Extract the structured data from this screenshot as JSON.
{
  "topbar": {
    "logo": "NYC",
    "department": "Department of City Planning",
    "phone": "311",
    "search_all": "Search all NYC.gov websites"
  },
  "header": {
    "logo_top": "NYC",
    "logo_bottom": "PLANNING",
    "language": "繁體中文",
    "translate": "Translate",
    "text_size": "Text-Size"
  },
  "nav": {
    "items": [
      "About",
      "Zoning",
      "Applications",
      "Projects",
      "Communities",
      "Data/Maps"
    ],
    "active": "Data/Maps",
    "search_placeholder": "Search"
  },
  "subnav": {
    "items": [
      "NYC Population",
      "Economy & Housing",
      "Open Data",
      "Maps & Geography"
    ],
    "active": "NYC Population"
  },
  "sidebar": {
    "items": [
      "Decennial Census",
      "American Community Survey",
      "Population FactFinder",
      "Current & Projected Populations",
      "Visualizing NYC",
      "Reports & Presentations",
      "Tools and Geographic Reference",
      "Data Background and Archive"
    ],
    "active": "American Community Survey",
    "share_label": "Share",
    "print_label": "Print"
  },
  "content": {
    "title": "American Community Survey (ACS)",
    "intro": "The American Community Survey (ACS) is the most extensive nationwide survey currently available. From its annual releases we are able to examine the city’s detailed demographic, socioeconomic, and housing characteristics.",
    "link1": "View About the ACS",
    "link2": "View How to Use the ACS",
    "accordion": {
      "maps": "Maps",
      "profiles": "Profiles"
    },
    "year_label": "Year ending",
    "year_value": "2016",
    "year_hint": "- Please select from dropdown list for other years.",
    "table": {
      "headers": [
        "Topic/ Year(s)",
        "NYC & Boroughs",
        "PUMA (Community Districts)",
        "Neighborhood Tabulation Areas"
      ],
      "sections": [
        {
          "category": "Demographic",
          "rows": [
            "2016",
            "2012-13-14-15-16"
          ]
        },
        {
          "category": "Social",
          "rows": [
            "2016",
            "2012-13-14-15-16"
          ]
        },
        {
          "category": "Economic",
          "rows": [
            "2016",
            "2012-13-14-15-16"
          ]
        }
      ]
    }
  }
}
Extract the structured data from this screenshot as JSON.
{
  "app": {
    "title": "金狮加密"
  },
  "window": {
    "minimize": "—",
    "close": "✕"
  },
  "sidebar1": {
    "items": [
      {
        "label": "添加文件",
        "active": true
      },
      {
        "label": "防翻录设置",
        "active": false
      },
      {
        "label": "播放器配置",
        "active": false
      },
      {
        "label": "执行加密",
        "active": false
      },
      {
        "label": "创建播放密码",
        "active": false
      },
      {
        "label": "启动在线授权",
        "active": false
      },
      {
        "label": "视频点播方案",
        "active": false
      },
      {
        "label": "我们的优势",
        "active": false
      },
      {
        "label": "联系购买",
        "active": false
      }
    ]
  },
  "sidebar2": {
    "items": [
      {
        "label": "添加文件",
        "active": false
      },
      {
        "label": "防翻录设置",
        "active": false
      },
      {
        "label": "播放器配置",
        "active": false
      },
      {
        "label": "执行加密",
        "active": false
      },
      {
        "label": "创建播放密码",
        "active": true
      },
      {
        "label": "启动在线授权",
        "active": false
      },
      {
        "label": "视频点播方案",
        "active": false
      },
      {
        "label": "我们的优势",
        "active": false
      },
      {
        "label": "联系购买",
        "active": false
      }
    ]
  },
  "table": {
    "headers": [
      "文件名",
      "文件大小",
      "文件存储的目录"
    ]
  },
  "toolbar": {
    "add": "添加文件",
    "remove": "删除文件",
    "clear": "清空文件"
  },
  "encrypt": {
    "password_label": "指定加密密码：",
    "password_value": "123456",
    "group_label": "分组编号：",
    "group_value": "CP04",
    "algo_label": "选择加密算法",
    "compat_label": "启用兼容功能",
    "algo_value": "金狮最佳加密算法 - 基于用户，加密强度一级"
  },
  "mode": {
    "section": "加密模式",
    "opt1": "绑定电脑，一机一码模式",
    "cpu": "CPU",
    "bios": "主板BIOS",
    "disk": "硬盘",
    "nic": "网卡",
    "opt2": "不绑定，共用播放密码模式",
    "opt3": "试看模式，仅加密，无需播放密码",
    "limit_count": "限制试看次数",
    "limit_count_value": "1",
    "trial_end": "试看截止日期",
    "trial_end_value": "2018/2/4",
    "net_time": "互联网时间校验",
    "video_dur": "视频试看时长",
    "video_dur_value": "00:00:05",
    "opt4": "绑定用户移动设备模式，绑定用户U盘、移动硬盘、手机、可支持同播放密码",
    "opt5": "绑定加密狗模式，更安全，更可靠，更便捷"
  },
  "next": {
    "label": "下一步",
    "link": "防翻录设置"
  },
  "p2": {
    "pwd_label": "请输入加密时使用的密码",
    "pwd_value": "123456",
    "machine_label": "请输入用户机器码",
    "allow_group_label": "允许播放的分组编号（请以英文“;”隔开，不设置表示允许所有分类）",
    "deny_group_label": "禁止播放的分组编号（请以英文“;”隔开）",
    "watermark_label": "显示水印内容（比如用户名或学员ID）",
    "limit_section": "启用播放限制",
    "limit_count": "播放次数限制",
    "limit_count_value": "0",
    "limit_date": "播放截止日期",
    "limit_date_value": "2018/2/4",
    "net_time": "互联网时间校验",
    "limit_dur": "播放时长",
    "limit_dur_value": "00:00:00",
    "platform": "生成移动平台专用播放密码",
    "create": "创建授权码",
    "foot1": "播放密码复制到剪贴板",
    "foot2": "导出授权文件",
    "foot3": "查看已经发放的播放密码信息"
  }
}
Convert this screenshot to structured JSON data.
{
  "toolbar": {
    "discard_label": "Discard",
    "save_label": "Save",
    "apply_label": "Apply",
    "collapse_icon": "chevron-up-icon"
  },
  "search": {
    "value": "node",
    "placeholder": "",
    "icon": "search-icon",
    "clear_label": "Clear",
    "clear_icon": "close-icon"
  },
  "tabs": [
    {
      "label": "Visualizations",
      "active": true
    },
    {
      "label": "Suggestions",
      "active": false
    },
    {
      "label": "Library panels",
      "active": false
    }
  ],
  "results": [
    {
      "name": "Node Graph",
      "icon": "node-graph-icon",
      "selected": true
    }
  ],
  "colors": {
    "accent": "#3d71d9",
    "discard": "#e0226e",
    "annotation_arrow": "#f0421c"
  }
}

INSTRUCTIONS FOR THE TASK —
Each line in the material above must be retyped without alteration.

FULL ANSWER —
Extract the structured data from this screenshot as JSON.
{
  "topbar": {
    "logo": "NYC",
    "department": "Department of City Planning",
    "phone": "311",
    "search_all": "Search all NYC.gov websites"
  },
  "header": {
    "logo_top": "NYC",
    "logo_bottom": "PLANNING",
    "language": "繁體中文",
    "translate": "Translate",
    "text_size": "Text-Size"
  },
  "nav": {
    "items": [
      "About",
      "Zoning",
      "Applications",
      "Projects",
      "Communities",
      "Data/Maps"
    ],
    "active": "Data/Maps",
    "search_placeholder": "Search"
  },
  "subnav": {
    "items": [
      "NYC Population",
      "Economy & Housing",
      "Open Data",
      "Maps & Geography"
    ],
    "active": "NYC Population"
  },
  "sidebar": {
    "items": [
      "Decennial Census",
      "American Community Survey",
      "Population FactFinder",
      "Current & Projected Populations",
      "Visualizing NYC",
      "Reports & Presentations",
      "Tools and Geographic Reference",
      "Data Background and Archive"
    ],
    "active": "American Community Survey",
    "share_label": "Share",
    "print_label": "Print"
  },
  "content": {
    "title": "American Community Survey (ACS)",
    "intro": "The American Community Survey (ACS) is the most extensive nationwide survey currently available. From its annual releases we are able to examine the city’s detailed demographic, socioeconomic, and housing characteristics.",
    "link1": "View About the ACS",
    "link2": "View How to Use the ACS",
    "accordion": {
      "maps": "Maps",
      "profiles": "Profiles"
    },
    "year_label": "Year ending",
    "year_value": "2016",
    "year_hint": "- Please select from dropdown list for other years.",
    "table": {
      "headers": [
        "Topic/ Year(s)",
        "NYC & Boroughs",
        "PUMA (Community Districts)",
        "Neighborhood Tabulation Areas"
      ],
      "sections": [
        {
          "category": "Demographic",
          "rows": [
            "2016",
            "2012-13-14-15-16"
          ]
        },
        {
          "category": "Social",
          "rows": [
            "2016",
            "2012-13-14-15-16"
          ]
        },
        {
          "category": "Economic",
          "rows": [
            "2016",
            "2012-13-14-15-16"
          ]
        }
      ]
    }
  }
}
Extract the structured data from this screenshot as JSON.
{
  "app": {
    "title": "金狮加密"
  },
  "window": {
    "minimize": "—",
    "close": "✕"
  },
  "sidebar1": {
    "items": [
      {
        "label": "添加文件",
        "active": true
      },
      {
        "label": "防翻录设置",
        "active": false
      },
      {
        "label": "播放器配置",
        "active": false
      },
      {
        "label": "执行加密",
        "active": false
      },
      {
        "label": "创建播放密码",
        "active": false
      },
      {
        "label": "启动在线授权",
        "active": false
      },
      {
        "label": "视频点播方案",
        "active": false
      },
      {
        "label": "我们的优势",
        "active": false
      },
      {
        "label": "联系购买",
        "active": false
      }
    ]
  },
  "sidebar2": {
    "items": [
      {
        "label": "添加文件",
        "active": false
      },
      {
        "label": "防翻录设置",
        "active": false
      },
      {
        "label": "播放器配置",
        "active": false
      },
      {
        "label": "执行加密",
        "active": false
      },
      {
        "label": "创建播放密码",
        "active": true
      },
      {
        "label": "启动在线授权",
        "active": false
      },
      {
        "label": "视频点播方案",
        "active": false
      },
      {
        "label": "我们的优势",
        "active": false
      },
      {
        "label": "联系购买",
        "active": false
      }
    ]
  },
  "table": {
    "headers": [
      "文件名",
      "文件大小",
      "文件存储的目录"
    ]
  },
  "toolbar": {
    "add": "添加文件",
    "remove": "删除文件",
    "clear": "清空文件"
  },
  "encrypt": {
    "password_label": "指定加密密码：",
    "password_value": "123456",
    "group_label": "分组编号：",
    "group_value": "CP04",
    "algo_label": "选择加密算法",
    "compat_label": "启用兼容功能",
    "algo_value": "金狮最佳加密算法 - 基于用户，加密强度一级"
  },
  "mode": {
    "section": "加密模式",
    "opt1": "绑定电脑，一机一码模式",
    "cpu": "CPU",
    "bios": "主板BIOS",
    "disk": "硬盘",
    "nic": "网卡",
    "opt2": "不绑定，共用播放密码模式",
    "opt3": "试看模式，仅加密，无需播放密码",
    "limit_count": "限制试看次数",
    "limit_count_value": "1",
    "trial_end": "试看截止日期",
    "trial_end_value": "2018/2/4",
    "net_time": "互联网时间校验",
    "video_dur": "视频试看时长",
    "video_dur_value": "00:00:05",
    "opt4": "绑定用户移动设备模式，绑定用户U盘、移动硬盘、手机、可支持同播放密码",
    "opt5": "绑定加密狗模式，更安全，更可靠，更便捷"
  },
  "next": {
    "label": "下一步",
    "link": "防翻录设置"
  },
  "p2": {
    "pwd_label": "请输入加密时使用的密码",
    "pwd_value": "123456",
    "machine_label": "请输入用户机器码",
    "allow_group_label": "允许播放的分组编号（请以英文“;”隔开，不设置表示允许所有分类）",
    "deny_group_label": "禁止播放的分组编号（请以英文“;”隔开）",
    "watermark_label": "显示水印内容（比如用户名或学员ID）",
    "limit_section": "启用播放限制",
    "limit_count": "播放次数限制",
    "limit_count_value": "0",
    "limit_date": "播放截止日期",
    "limit_date_value": "2018/2/4",
    "net_time": "互联网时间校验",
    "limit_dur": "播放时长",
    "limit_dur_value": "00:00:00",
    "platform": "生成移动平台专用播放密码",
    "create": "创建授权码",
    "foot1": "播放密码复制到剪贴板",
    "foot2": "导出授权文件",
    "foot3": "查看已经发放的播放密码信息"
  }
}
Convert this screenshot to structured JSON data.
{
  "toolbar": {
    "discard_label": "Discard",
    "save_label": "Save",
    "apply_label": "Apply",
    "collapse_icon": "chevron-up-icon"
  },
  "search": {
    "value": "node",
    "placeholder": "",
    "icon": "search-icon",
    "clear_label": "Clear",
    "clear_icon": "close-icon"
  },
  "tabs": [
    {
      "label": "Visualizations",
      "active": true
    },
    {
      "label": "Suggestions",
      "active": false
    },
    {
      "label": "Library panels",
      "active": false
    }
  ],
  "results": [
    {
      "name": "Node Graph",
      "icon": "node-graph-icon",
      "selected": true
    }
  ],
  "colors": {
    "accent": "#3d71d9",
    "discard": "#e0226e",
    "annotation_arrow": "#f0421c"
  }
}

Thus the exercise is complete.